LISTED RECORDS:
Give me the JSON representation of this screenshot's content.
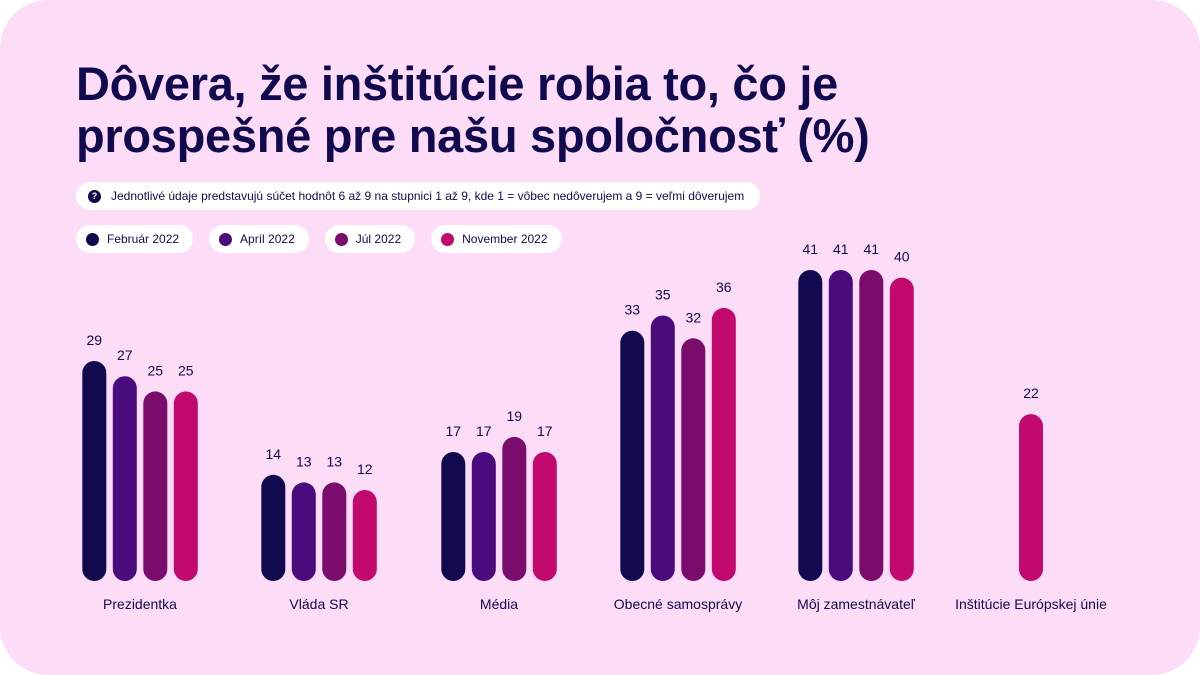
{
  "header": {
    "title": "Dôvera, že inštitúcie robia to, čo je prospešné pre našu spoločnosť (%)"
  },
  "note": {
    "icon": "question-icon",
    "text": "Jednotlivé údaje predstavujú súčet hodnôt 6 až 9 na stupnici 1 až 9, kde 1 = vôbec nedôverujem a 9 = veľmi dôverujem"
  },
  "colors": {
    "background": "#fcdcf6",
    "text": "#120a4e"
  },
  "chart_data": {
    "type": "bar",
    "title": "Dôvera, že inštitúcie robia to, čo je prospešné pre našu spoločnosť (%)",
    "categories": [
      "Prezidentka",
      "Vláda SR",
      "Média",
      "Obecné samosprávy",
      "Môj zamestnávateľ",
      "Inštitúcie Európskej únie"
    ],
    "series": [
      {
        "name": "Február 2022",
        "color": "#120a4e",
        "values": [
          29,
          14,
          17,
          33,
          41,
          null
        ]
      },
      {
        "name": "Apríl 2022",
        "color": "#4a0b7c",
        "values": [
          27,
          13,
          17,
          35,
          41,
          null
        ]
      },
      {
        "name": "Júl 2022",
        "color": "#7a0d6b",
        "values": [
          25,
          13,
          19,
          32,
          41,
          null
        ]
      },
      {
        "name": "November 2022",
        "color": "#c2096e",
        "values": [
          25,
          12,
          17,
          36,
          40,
          22
        ]
      }
    ],
    "ylim": [
      0,
      41
    ],
    "grid": false,
    "legend": "top-left"
  }
}
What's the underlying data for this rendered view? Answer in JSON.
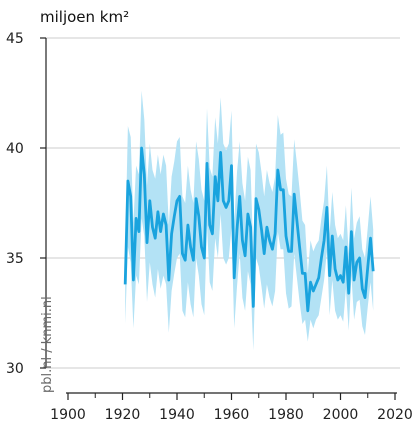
{
  "chart_data": {
    "type": "line",
    "ylabel": "miljoen km²",
    "watermark": "pbl.nl / knmi.nl",
    "xlim": [
      1900,
      2020
    ],
    "ylim": [
      30,
      45
    ],
    "xticks": [
      1900,
      1920,
      1940,
      1960,
      1980,
      2000,
      2020
    ],
    "yticks": [
      30,
      35,
      40,
      45
    ],
    "grid": true,
    "colors": {
      "line": "#1aa3de",
      "band": "#b3e2f5",
      "grid": "#cccccc",
      "axis": "#222222"
    },
    "series": [
      {
        "x": [
          1921,
          1922,
          1923,
          1924,
          1925,
          1926,
          1927,
          1928,
          1929,
          1930,
          1931,
          1932,
          1933,
          1934,
          1935,
          1936,
          1937,
          1938,
          1939,
          1940,
          1941,
          1942,
          1943,
          1944,
          1945,
          1946,
          1947,
          1948,
          1949,
          1950,
          1951,
          1952,
          1953,
          1954,
          1955,
          1956,
          1957,
          1958,
          1959,
          1960,
          1961,
          1962,
          1963,
          1964,
          1965,
          1966,
          1967,
          1968,
          1969,
          1970,
          1971,
          1972,
          1973,
          1974,
          1975,
          1976,
          1977,
          1978,
          1979,
          1980,
          1981,
          1982,
          1983,
          1984,
          1985,
          1986,
          1987,
          1988,
          1989,
          1990,
          1991,
          1992,
          1993,
          1994,
          1995,
          1996,
          1997,
          1998,
          1999,
          2000,
          2001,
          2002,
          2003,
          2004,
          2005,
          2006,
          2007,
          2008,
          2009,
          2010,
          2011,
          2012
        ],
        "y": [
          33.8,
          38.5,
          37.8,
          34.0,
          36.8,
          36.2,
          40.0,
          38.8,
          35.7,
          37.6,
          36.4,
          35.9,
          37.1,
          36.2,
          37.0,
          36.5,
          34.0,
          36.1,
          36.9,
          37.6,
          37.8,
          35.2,
          34.9,
          36.5,
          35.5,
          34.9,
          37.7,
          36.9,
          35.5,
          35.0,
          39.3,
          36.5,
          36.1,
          38.7,
          37.6,
          39.8,
          37.6,
          37.3,
          37.6,
          39.2,
          34.1,
          36.3,
          37.8,
          35.8,
          35.1,
          37.0,
          36.4,
          32.8,
          37.7,
          37.2,
          36.3,
          35.2,
          36.4,
          35.8,
          35.4,
          36.1,
          39.0,
          38.1,
          38.1,
          36.0,
          35.3,
          35.3,
          37.9,
          36.7,
          35.5,
          34.3,
          34.3,
          32.6,
          33.9,
          33.5,
          33.8,
          34.1,
          35.0,
          35.8,
          37.3,
          34.2,
          36.0,
          34.5,
          34.0,
          34.2,
          33.9,
          35.5,
          33.4,
          36.2,
          34.0,
          34.8,
          35.0,
          33.6,
          33.2,
          34.6,
          35.9,
          34.4
        ],
        "lower": [
          32.0,
          35.5,
          34.8,
          31.8,
          34.2,
          33.8,
          36.8,
          36.0,
          33.0,
          34.8,
          33.8,
          33.2,
          34.5,
          33.6,
          34.2,
          33.8,
          31.6,
          33.5,
          34.3,
          35.0,
          35.2,
          32.6,
          32.3,
          33.9,
          32.9,
          32.3,
          35.0,
          34.2,
          32.9,
          32.4,
          36.5,
          33.9,
          33.5,
          35.9,
          35.0,
          37.0,
          35.0,
          34.7,
          35.0,
          36.4,
          31.8,
          33.7,
          35.2,
          33.2,
          32.6,
          34.4,
          33.8,
          30.8,
          35.0,
          34.6,
          33.7,
          32.7,
          33.8,
          33.2,
          32.8,
          33.5,
          36.2,
          35.4,
          35.4,
          33.4,
          32.7,
          32.8,
          35.2,
          34.1,
          33.0,
          32.0,
          32.2,
          31.2,
          32.2,
          31.8,
          32.2,
          32.4,
          33.2,
          34.0,
          35.3,
          32.4,
          34.0,
          32.6,
          32.2,
          32.4,
          32.1,
          33.6,
          31.7,
          34.2,
          32.2,
          33.0,
          33.1,
          31.9,
          31.5,
          32.8,
          33.9,
          32.6
        ],
        "upper": [
          35.4,
          41.0,
          40.5,
          36.6,
          39.2,
          38.8,
          42.6,
          41.3,
          38.3,
          40.2,
          39.0,
          38.6,
          39.7,
          38.8,
          39.7,
          39.2,
          36.5,
          38.7,
          39.4,
          40.3,
          40.5,
          37.8,
          37.5,
          39.2,
          38.1,
          37.5,
          40.3,
          39.5,
          38.1,
          37.6,
          41.8,
          39.1,
          38.7,
          41.4,
          40.2,
          42.3,
          40.2,
          39.9,
          40.2,
          41.7,
          36.6,
          38.9,
          40.3,
          38.4,
          37.6,
          39.6,
          39.0,
          35.2,
          40.2,
          39.8,
          38.9,
          37.8,
          39.0,
          38.4,
          38.0,
          38.7,
          41.5,
          40.6,
          40.7,
          38.6,
          37.9,
          37.8,
          40.4,
          39.3,
          38.1,
          36.7,
          36.5,
          34.3,
          35.8,
          35.3,
          35.6,
          35.8,
          36.8,
          37.6,
          39.2,
          36.1,
          38.0,
          36.5,
          35.9,
          36.1,
          35.8,
          37.4,
          35.2,
          38.2,
          35.9,
          36.6,
          36.9,
          35.4,
          35.0,
          36.4,
          37.8,
          36.3
        ]
      }
    ]
  }
}
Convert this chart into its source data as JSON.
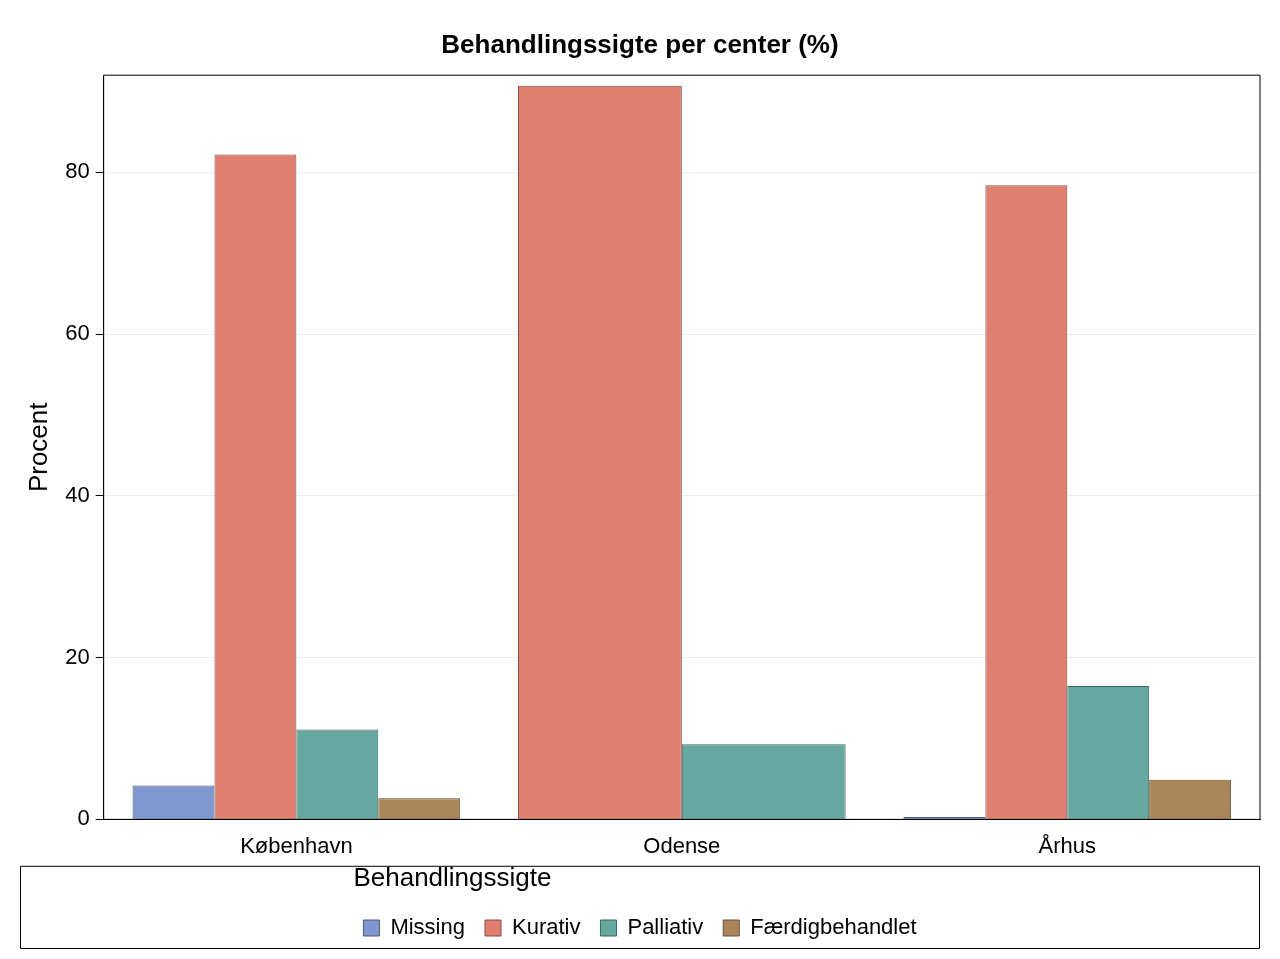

TASK DESCRIPTION: Return the listing above word for word, with the pictures removed.

EXPECTED ANSWER:
Give me the JSON representation of this screenshot's content.
{
  "header": {
    "title": "Dôvera, že inštitúcie robia to, čo je prospešné pre našu spoločnosť (%)"
  },
  "note": {
    "icon": "question-icon",
    "text": "Jednotlivé údaje predstavujú súčet hodnôt 6 až 9 na stupnici 1 až 9, kde 1 = vôbec nedôverujem a 9 = veľmi dôverujem"
  },
  "colors": {
    "background": "#fcdcf6",
    "text": "#120a4e"
  },
  "chart_data": {
    "type": "bar",
    "title": "Dôvera, že inštitúcie robia to, čo je prospešné pre našu spoločnosť (%)",
    "categories": [
      "Prezidentka",
      "Vláda SR",
      "Média",
      "Obecné samosprávy",
      "Môj zamestnávateľ",
      "Inštitúcie Európskej únie"
    ],
    "series": [
      {
        "name": "Február 2022",
        "color": "#120a4e",
        "values": [
          29,
          14,
          17,
          33,
          41,
          null
        ]
      },
      {
        "name": "Apríl 2022",
        "color": "#4a0b7c",
        "values": [
          27,
          13,
          17,
          35,
          41,
          null
        ]
      },
      {
        "name": "Júl 2022",
        "color": "#7a0d6b",
        "values": [
          25,
          13,
          19,
          32,
          41,
          null
        ]
      },
      {
        "name": "November 2022",
        "color": "#c2096e",
        "values": [
          25,
          12,
          17,
          36,
          40,
          22
        ]
      }
    ],
    "ylim": [
      0,
      41
    ],
    "grid": false,
    "legend": "top-left"
  }
}
What's the underlying data for this rendered view? Answer in JSON.
{
  "chart_data": {
    "type": "line",
    "ylabel": "miljoen km²",
    "watermark": "pbl.nl / knmi.nl",
    "xlim": [
      1900,
      2020
    ],
    "ylim": [
      30,
      45
    ],
    "xticks": [
      1900,
      1920,
      1940,
      1960,
      1980,
      2000,
      2020
    ],
    "yticks": [
      30,
      35,
      40,
      45
    ],
    "grid": true,
    "colors": {
      "line": "#1aa3de",
      "band": "#b3e2f5",
      "grid": "#cccccc",
      "axis": "#222222"
    },
    "series": [
      {
        "x": [
          1921,
          1922,
          1923,
          1924,
          1925,
          1926,
          1927,
          1928,
          1929,
          1930,
          1931,
          1932,
          1933,
          1934,
          1935,
          1936,
          1937,
          1938,
          1939,
          1940,
          1941,
          1942,
          1943,
          1944,
          1945,
          1946,
          1947,
          1948,
          1949,
          1950,
          1951,
          1952,
          1953,
          1954,
          1955,
          1956,
          1957,
          1958,
          1959,
          1960,
          1961,
          1962,
          1963,
          1964,
          1965,
          1966,
          1967,
          1968,
          1969,
          1970,
          1971,
          1972,
          1973,
          1974,
          1975,
          1976,
          1977,
          1978,
          1979,
          1980,
          1981,
          1982,
          1983,
          1984,
          1985,
          1986,
          1987,
          1988,
          1989,
          1990,
          1991,
          1992,
          1993,
          1994,
          1995,
          1996,
          1997,
          1998,
          1999,
          2000,
          2001,
          2002,
          2003,
          2004,
          2005,
          2006,
          2007,
          2008,
          2009,
          2010,
          2011,
          2012
        ],
        "y": [
          33.8,
          38.5,
          37.8,
          34.0,
          36.8,
          36.2,
          40.0,
          38.8,
          35.7,
          37.6,
          36.4,
          35.9,
          37.1,
          36.2,
          37.0,
          36.5,
          34.0,
          36.1,
          36.9,
          37.6,
          37.8,
          35.2,
          34.9,
          36.5,
          35.5,
          34.9,
          37.7,
          36.9,
          35.5,
          35.0,
          39.3,
          36.5,
          36.1,
          38.7,
          37.6,
          39.8,
          37.6,
          37.3,
          37.6,
          39.2,
          34.1,
          36.3,
          37.8,
          35.8,
          35.1,
          37.0,
          36.4,
          32.8,
          37.7,
          37.2,
          36.3,
          35.2,
          36.4,
          35.8,
          35.4,
          36.1,
          39.0,
          38.1,
          38.1,
          36.0,
          35.3,
          35.3,
          37.9,
          36.7,
          35.5,
          34.3,
          34.3,
          32.6,
          33.9,
          33.5,
          33.8,
          34.1,
          35.0,
          35.8,
          37.3,
          34.2,
          36.0,
          34.5,
          34.0,
          34.2,
          33.9,
          35.5,
          33.4,
          36.2,
          34.0,
          34.8,
          35.0,
          33.6,
          33.2,
          34.6,
          35.9,
          34.4
        ],
        "lower": [
          32.0,
          35.5,
          34.8,
          31.8,
          34.2,
          33.8,
          36.8,
          36.0,
          33.0,
          34.8,
          33.8,
          33.2,
          34.5,
          33.6,
          34.2,
          33.8,
          31.6,
          33.5,
          34.3,
          35.0,
          35.2,
          32.6,
          32.3,
          33.9,
          32.9,
          32.3,
          35.0,
          34.2,
          32.9,
          32.4,
          36.5,
          33.9,
          33.5,
          35.9,
          35.0,
          37.0,
          35.0,
          34.7,
          35.0,
          36.4,
          31.8,
          33.7,
          35.2,
          33.2,
          32.6,
          34.4,
          33.8,
          30.8,
          35.0,
          34.6,
          33.7,
          32.7,
          33.8,
          33.2,
          32.8,
          33.5,
          36.2,
          35.4,
          35.4,
          33.4,
          32.7,
          32.8,
          35.2,
          34.1,
          33.0,
          32.0,
          32.2,
          31.2,
          32.2,
          31.8,
          32.2,
          32.4,
          33.2,
          34.0,
          35.3,
          32.4,
          34.0,
          32.6,
          32.2,
          32.4,
          32.1,
          33.6,
          31.7,
          34.2,
          32.2,
          33.0,
          33.1,
          31.9,
          31.5,
          32.8,
          33.9,
          32.6
        ],
        "upper": [
          35.4,
          41.0,
          40.5,
          36.6,
          39.2,
          38.8,
          42.6,
          41.3,
          38.3,
          40.2,
          39.0,
          38.6,
          39.7,
          38.8,
          39.7,
          39.2,
          36.5,
          38.7,
          39.4,
          40.3,
          40.5,
          37.8,
          37.5,
          39.2,
          38.1,
          37.5,
          40.3,
          39.5,
          38.1,
          37.6,
          41.8,
          39.1,
          38.7,
          41.4,
          40.2,
          42.3,
          40.2,
          39.9,
          40.2,
          41.7,
          36.6,
          38.9,
          40.3,
          38.4,
          37.6,
          39.6,
          39.0,
          35.2,
          40.2,
          39.8,
          38.9,
          37.8,
          39.0,
          38.4,
          38.0,
          38.7,
          41.5,
          40.6,
          40.7,
          38.6,
          37.9,
          37.8,
          40.4,
          39.3,
          38.1,
          36.7,
          36.5,
          34.3,
          35.8,
          35.3,
          35.6,
          35.8,
          36.8,
          37.6,
          39.2,
          36.1,
          38.0,
          36.5,
          35.9,
          36.1,
          35.8,
          37.4,
          35.2,
          38.2,
          35.9,
          36.6,
          36.9,
          35.4,
          35.0,
          36.4,
          37.8,
          36.3
        ]
      }
    ]
  }
}
Convert this chart into its source data as JSON.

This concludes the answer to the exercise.